DATA IN THIS EXERCISE:
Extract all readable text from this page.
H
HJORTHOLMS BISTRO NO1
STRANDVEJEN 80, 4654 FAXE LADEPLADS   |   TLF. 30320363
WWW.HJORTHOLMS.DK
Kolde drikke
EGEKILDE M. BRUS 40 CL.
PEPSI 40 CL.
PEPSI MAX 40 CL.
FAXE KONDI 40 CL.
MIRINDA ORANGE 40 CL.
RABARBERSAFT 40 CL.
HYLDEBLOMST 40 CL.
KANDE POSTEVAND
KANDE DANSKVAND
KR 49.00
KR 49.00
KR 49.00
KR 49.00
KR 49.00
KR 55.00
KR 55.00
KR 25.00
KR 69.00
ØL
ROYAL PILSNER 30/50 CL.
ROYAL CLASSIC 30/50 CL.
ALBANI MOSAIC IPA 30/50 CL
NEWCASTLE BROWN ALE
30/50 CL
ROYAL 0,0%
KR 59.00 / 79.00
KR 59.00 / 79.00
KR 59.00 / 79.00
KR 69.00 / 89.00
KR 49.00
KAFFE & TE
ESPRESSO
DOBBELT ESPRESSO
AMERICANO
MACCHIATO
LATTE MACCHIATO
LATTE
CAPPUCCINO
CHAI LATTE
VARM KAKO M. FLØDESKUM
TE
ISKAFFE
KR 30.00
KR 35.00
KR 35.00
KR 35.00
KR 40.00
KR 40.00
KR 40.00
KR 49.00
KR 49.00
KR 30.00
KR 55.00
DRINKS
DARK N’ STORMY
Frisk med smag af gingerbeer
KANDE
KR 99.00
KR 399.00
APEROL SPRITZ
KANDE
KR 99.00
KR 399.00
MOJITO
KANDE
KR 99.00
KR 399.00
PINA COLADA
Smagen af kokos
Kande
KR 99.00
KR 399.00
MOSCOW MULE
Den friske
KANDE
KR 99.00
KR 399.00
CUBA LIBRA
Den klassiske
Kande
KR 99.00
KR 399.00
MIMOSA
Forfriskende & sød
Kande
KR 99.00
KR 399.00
* * *
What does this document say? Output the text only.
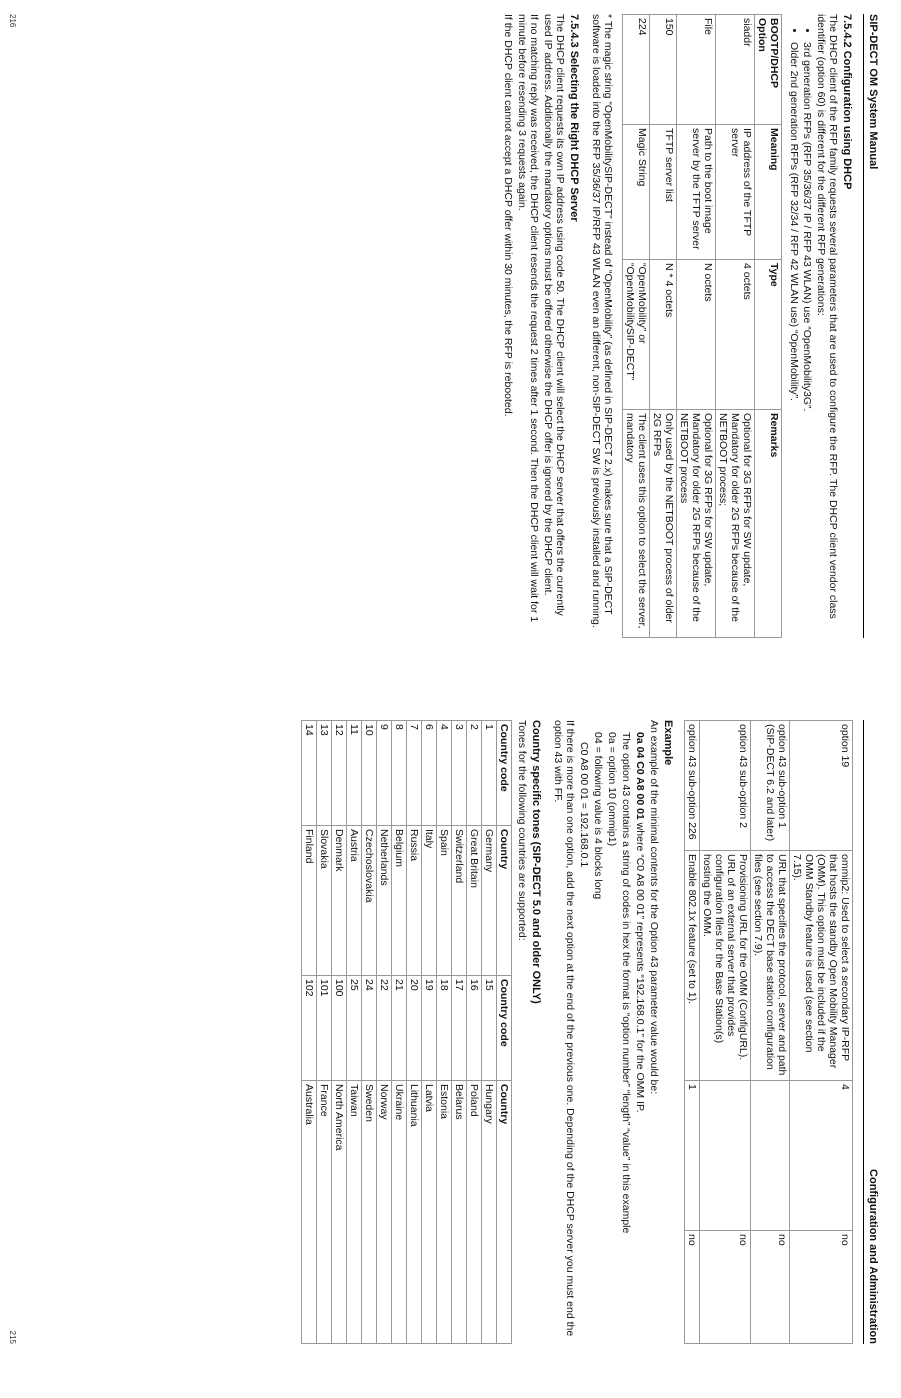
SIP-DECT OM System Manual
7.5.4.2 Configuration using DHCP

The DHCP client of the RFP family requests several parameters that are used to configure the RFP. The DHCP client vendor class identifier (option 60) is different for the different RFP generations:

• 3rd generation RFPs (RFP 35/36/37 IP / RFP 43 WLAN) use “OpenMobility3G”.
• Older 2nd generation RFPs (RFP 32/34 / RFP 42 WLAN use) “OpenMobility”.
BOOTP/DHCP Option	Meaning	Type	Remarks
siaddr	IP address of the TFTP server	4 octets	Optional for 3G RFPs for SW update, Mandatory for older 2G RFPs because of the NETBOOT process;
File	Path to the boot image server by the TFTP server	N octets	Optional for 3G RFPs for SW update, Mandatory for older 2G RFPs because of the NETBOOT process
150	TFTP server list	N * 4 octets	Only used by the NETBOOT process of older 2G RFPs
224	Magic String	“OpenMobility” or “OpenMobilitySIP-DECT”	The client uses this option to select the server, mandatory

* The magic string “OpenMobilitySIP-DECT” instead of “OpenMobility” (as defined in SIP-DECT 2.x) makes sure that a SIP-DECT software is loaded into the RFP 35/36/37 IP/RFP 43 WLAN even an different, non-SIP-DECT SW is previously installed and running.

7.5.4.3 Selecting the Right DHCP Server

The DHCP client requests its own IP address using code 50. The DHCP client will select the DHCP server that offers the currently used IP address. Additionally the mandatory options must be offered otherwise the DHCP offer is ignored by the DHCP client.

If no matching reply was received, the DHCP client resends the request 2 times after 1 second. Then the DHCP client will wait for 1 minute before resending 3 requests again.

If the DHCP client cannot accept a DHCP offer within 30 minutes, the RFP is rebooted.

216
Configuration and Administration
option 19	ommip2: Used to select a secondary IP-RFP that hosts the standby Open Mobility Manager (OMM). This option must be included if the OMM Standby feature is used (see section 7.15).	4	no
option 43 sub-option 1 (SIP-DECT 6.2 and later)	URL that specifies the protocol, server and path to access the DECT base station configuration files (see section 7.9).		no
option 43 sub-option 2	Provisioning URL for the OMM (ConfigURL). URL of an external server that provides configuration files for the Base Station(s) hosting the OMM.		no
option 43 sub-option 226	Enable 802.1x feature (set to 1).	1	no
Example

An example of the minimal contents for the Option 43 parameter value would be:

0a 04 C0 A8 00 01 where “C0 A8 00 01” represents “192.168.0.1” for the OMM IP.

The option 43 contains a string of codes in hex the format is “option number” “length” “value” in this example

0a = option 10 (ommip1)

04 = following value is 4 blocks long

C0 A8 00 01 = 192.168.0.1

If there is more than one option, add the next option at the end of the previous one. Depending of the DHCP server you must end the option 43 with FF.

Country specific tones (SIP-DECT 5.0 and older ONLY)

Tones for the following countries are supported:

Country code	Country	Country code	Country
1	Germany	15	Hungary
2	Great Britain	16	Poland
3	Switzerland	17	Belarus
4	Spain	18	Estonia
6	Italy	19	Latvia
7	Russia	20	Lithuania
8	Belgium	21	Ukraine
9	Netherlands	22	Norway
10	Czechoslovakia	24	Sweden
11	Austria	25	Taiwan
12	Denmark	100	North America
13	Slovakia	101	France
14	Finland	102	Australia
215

OBJECTIVE: From the entries above, collect every line with the string "because" in it.

SOLVED PROBLEM:
siaddr	IP address of the TFTP server	4 octets	Optional for 3G RFPs for SW update, Mandatory for older 2G RFPs because of the NETBOOT process;
File	Path to the boot image server by the TFTP server	N octets	Optional for 3G RFPs for SW update, Mandatory for older 2G RFPs because of the NETBOOT process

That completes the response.